## Directive
Output the material below in its entirety, exactly as given.

Entries from a dataset:
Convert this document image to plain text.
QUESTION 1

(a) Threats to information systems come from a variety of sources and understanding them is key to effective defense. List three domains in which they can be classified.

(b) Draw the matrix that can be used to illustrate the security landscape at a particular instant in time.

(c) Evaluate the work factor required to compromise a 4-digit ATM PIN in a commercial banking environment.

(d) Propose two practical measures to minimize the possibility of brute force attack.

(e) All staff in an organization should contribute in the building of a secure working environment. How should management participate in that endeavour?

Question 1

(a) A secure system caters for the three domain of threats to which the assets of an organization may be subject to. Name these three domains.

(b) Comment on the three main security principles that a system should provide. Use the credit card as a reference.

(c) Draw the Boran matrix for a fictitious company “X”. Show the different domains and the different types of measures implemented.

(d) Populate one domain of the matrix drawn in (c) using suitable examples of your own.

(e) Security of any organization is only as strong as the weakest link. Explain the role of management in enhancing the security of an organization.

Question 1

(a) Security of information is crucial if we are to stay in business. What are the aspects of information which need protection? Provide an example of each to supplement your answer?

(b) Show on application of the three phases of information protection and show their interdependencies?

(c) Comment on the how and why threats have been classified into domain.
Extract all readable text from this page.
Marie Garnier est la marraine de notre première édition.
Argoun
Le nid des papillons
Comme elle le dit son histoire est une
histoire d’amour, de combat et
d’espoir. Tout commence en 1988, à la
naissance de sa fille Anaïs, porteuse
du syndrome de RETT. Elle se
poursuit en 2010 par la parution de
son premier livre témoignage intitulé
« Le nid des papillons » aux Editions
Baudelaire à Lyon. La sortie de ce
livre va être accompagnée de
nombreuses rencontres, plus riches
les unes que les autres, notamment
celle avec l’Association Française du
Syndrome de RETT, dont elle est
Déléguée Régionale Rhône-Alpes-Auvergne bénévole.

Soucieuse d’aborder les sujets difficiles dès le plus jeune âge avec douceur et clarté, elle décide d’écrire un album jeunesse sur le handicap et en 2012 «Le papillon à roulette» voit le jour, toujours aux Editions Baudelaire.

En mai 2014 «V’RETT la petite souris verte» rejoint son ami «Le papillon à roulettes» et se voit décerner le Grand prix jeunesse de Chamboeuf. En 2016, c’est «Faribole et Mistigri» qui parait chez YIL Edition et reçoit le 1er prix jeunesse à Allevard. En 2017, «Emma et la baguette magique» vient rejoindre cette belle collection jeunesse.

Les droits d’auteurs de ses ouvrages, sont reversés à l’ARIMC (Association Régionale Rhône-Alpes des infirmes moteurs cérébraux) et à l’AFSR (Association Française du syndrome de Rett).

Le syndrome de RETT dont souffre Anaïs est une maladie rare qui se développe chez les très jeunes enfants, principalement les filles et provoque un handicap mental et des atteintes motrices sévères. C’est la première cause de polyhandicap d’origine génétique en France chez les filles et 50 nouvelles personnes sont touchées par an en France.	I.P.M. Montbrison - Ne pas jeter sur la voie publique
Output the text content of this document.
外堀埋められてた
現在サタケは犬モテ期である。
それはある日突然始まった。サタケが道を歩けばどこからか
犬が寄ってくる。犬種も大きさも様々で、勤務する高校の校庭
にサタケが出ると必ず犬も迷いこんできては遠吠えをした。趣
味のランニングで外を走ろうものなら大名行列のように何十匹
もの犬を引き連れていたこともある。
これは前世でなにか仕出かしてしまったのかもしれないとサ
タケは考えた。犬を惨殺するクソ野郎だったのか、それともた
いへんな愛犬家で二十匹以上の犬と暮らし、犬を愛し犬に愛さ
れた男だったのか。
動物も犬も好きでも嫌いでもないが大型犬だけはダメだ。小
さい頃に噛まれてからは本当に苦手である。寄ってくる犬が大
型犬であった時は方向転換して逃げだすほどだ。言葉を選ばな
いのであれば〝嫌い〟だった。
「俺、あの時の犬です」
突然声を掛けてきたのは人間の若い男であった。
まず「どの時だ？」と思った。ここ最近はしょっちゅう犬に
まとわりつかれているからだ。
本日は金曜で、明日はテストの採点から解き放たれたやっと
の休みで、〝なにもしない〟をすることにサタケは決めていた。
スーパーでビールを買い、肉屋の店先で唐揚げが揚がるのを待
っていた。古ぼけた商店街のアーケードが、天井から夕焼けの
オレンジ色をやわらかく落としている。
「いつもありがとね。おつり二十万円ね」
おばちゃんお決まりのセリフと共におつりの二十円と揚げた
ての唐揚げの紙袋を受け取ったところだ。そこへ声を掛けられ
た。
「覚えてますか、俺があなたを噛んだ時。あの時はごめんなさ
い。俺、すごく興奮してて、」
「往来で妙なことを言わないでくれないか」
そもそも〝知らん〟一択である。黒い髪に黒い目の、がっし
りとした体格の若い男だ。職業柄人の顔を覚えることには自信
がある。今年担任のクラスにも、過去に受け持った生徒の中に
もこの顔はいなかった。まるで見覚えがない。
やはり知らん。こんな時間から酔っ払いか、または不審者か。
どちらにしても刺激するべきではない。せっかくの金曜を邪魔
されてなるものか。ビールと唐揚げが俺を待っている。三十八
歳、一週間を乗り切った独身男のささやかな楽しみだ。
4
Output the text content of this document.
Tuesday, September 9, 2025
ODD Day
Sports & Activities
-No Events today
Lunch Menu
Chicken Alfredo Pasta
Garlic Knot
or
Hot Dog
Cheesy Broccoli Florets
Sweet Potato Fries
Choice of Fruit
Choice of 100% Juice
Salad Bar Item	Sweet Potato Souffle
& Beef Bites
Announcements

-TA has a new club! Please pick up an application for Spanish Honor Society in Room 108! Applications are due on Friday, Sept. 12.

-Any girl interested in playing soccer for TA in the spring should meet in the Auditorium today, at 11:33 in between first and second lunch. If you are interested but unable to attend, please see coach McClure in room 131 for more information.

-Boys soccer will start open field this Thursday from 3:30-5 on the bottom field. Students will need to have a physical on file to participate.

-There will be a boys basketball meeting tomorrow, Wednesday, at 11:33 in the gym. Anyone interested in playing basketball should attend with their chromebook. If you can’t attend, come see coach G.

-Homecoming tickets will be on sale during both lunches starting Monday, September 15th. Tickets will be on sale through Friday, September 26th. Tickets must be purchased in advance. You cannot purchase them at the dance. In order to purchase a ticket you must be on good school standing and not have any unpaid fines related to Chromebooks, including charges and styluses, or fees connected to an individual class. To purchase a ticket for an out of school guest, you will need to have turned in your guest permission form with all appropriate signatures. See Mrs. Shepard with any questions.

## The result
Convert this document image to plain text.
QUESTION 1

(a) Threats to information systems come from a variety of sources and understanding them is key to effective defense. List three domains in which they can be classified.

(b) Draw the matrix that can be used to illustrate the security landscape at a particular instant in time.

(c) Evaluate the work factor required to compromise a 4-digit ATM PIN in a commercial banking environment.

(d) Propose two practical measures to minimize the possibility of brute force attack.

(e) All staff in an organization should contribute in the building of a secure working environment. How should management participate in that endeavour?

Question 1

(a) A secure system caters for the three domain of threats to which the assets of an organization may be subject to. Name these three domains.

(b) Comment on the three main security principles that a system should provide. Use the credit card as a reference.

(c) Draw the Boran matrix for a fictitious company “X”. Show the different domains and the different types of measures implemented.

(d) Populate one domain of the matrix drawn in (c) using suitable examples of your own.

(e) Security of any organization is only as strong as the weakest link. Explain the role of management in enhancing the security of an organization.

Question 1

(a) Security of information is crucial if we are to stay in business. What are the aspects of information which need protection? Provide an example of each to supplement your answer?

(b) Show on application of the three phases of information protection and show their interdependencies?

(c) Comment on the how and why threats have been classified into domain.
Extract all readable text from this page.
Marie Garnier est la marraine de notre première édition.
Argoun
Le nid des papillons
Comme elle le dit son histoire est une
histoire d’amour, de combat et
d’espoir. Tout commence en 1988, à la
naissance de sa fille Anaïs, porteuse
du syndrome de RETT. Elle se
poursuit en 2010 par la parution de
son premier livre témoignage intitulé
« Le nid des papillons » aux Editions
Baudelaire à Lyon. La sortie de ce
livre va être accompagnée de
nombreuses rencontres, plus riches
les unes que les autres, notamment
celle avec l’Association Française du
Syndrome de RETT, dont elle est
Déléguée Régionale Rhône-Alpes-Auvergne bénévole.

Soucieuse d’aborder les sujets difficiles dès le plus jeune âge avec douceur et clarté, elle décide d’écrire un album jeunesse sur le handicap et en 2012 «Le papillon à roulette» voit le jour, toujours aux Editions Baudelaire.

En mai 2014 «V’RETT la petite souris verte» rejoint son ami «Le papillon à roulettes» et se voit décerner le Grand prix jeunesse de Chamboeuf. En 2016, c’est «Faribole et Mistigri» qui parait chez YIL Edition et reçoit le 1er prix jeunesse à Allevard. En 2017, «Emma et la baguette magique» vient rejoindre cette belle collection jeunesse.

Les droits d’auteurs de ses ouvrages, sont reversés à l’ARIMC (Association Régionale Rhône-Alpes des infirmes moteurs cérébraux) et à l’AFSR (Association Française du syndrome de Rett).

Le syndrome de RETT dont souffre Anaïs est une maladie rare qui se développe chez les très jeunes enfants, principalement les filles et provoque un handicap mental et des atteintes motrices sévères. C’est la première cause de polyhandicap d’origine génétique en France chez les filles et 50 nouvelles personnes sont touchées par an en France.	I.P.M. Montbrison - Ne pas jeter sur la voie publique
Output the text content of this document.
外堀埋められてた
現在サタケは犬モテ期である。
それはある日突然始まった。サタケが道を歩けばどこからか
犬が寄ってくる。犬種も大きさも様々で、勤務する高校の校庭
にサタケが出ると必ず犬も迷いこんできては遠吠えをした。趣
味のランニングで外を走ろうものなら大名行列のように何十匹
もの犬を引き連れていたこともある。
これは前世でなにか仕出かしてしまったのかもしれないとサ
タケは考えた。犬を惨殺するクソ野郎だったのか、それともた
いへんな愛犬家で二十匹以上の犬と暮らし、犬を愛し犬に愛さ
れた男だったのか。
動物も犬も好きでも嫌いでもないが大型犬だけはダメだ。小
さい頃に噛まれてからは本当に苦手である。寄ってくる犬が大
型犬であった時は方向転換して逃げだすほどだ。言葉を選ばな
いのであれば〝嫌い〟だった。
「俺、あの時の犬です」
突然声を掛けてきたのは人間の若い男であった。
まず「どの時だ？」と思った。ここ最近はしょっちゅう犬に
まとわりつかれているからだ。
本日は金曜で、明日はテストの採点から解き放たれたやっと
の休みで、〝なにもしない〟をすることにサタケは決めていた。
スーパーでビールを買い、肉屋の店先で唐揚げが揚がるのを待
っていた。古ぼけた商店街のアーケードが、天井から夕焼けの
オレンジ色をやわらかく落としている。
「いつもありがとね。おつり二十万円ね」
おばちゃんお決まりのセリフと共におつりの二十円と揚げた
ての唐揚げの紙袋を受け取ったところだ。そこへ声を掛けられ
た。
「覚えてますか、俺があなたを噛んだ時。あの時はごめんなさ
い。俺、すごく興奮してて、」
「往来で妙なことを言わないでくれないか」
そもそも〝知らん〟一択である。黒い髪に黒い目の、がっし
りとした体格の若い男だ。職業柄人の顔を覚えることには自信
がある。今年担任のクラスにも、過去に受け持った生徒の中に
もこの顔はいなかった。まるで見覚えがない。
やはり知らん。こんな時間から酔っ払いか、または不審者か。
どちらにしても刺激するべきではない。せっかくの金曜を邪魔
されてなるものか。ビールと唐揚げが俺を待っている。三十八
歳、一週間を乗り切った独身男のささやかな楽しみだ。
4
Output the text content of this document.
Tuesday, September 9, 2025
ODD Day
Sports & Activities
-No Events today
Lunch Menu
Chicken Alfredo Pasta
Garlic Knot
or
Hot Dog
Cheesy Broccoli Florets
Sweet Potato Fries
Choice of Fruit
Choice of 100% Juice
Salad Bar Item	Sweet Potato Souffle
& Beef Bites
Announcements

-TA has a new club! Please pick up an application for Spanish Honor Society in Room 108! Applications are due on Friday, Sept. 12.

-Any girl interested in playing soccer for TA in the spring should meet in the Auditorium today, at 11:33 in between first and second lunch. If you are interested but unable to attend, please see coach McClure in room 131 for more information.

-Boys soccer will start open field this Thursday from 3:30-5 on the bottom field. Students will need to have a physical on file to participate.

-There will be a boys basketball meeting tomorrow, Wednesday, at 11:33 in the gym. Anyone interested in playing basketball should attend with their chromebook. If you can’t attend, come see coach G.

-Homecoming tickets will be on sale during both lunches starting Monday, September 15th. Tickets will be on sale through Friday, September 26th. Tickets must be purchased in advance. You cannot purchase them at the dance. In order to purchase a ticket you must be on good school standing and not have any unpaid fines related to Chromebooks, including charges and styluses, or fees connected to an individual class. To purchase a ticket for an out of school guest, you will need to have turned in your guest permission form with all appropriate signatures. See Mrs. Shepard with any questions.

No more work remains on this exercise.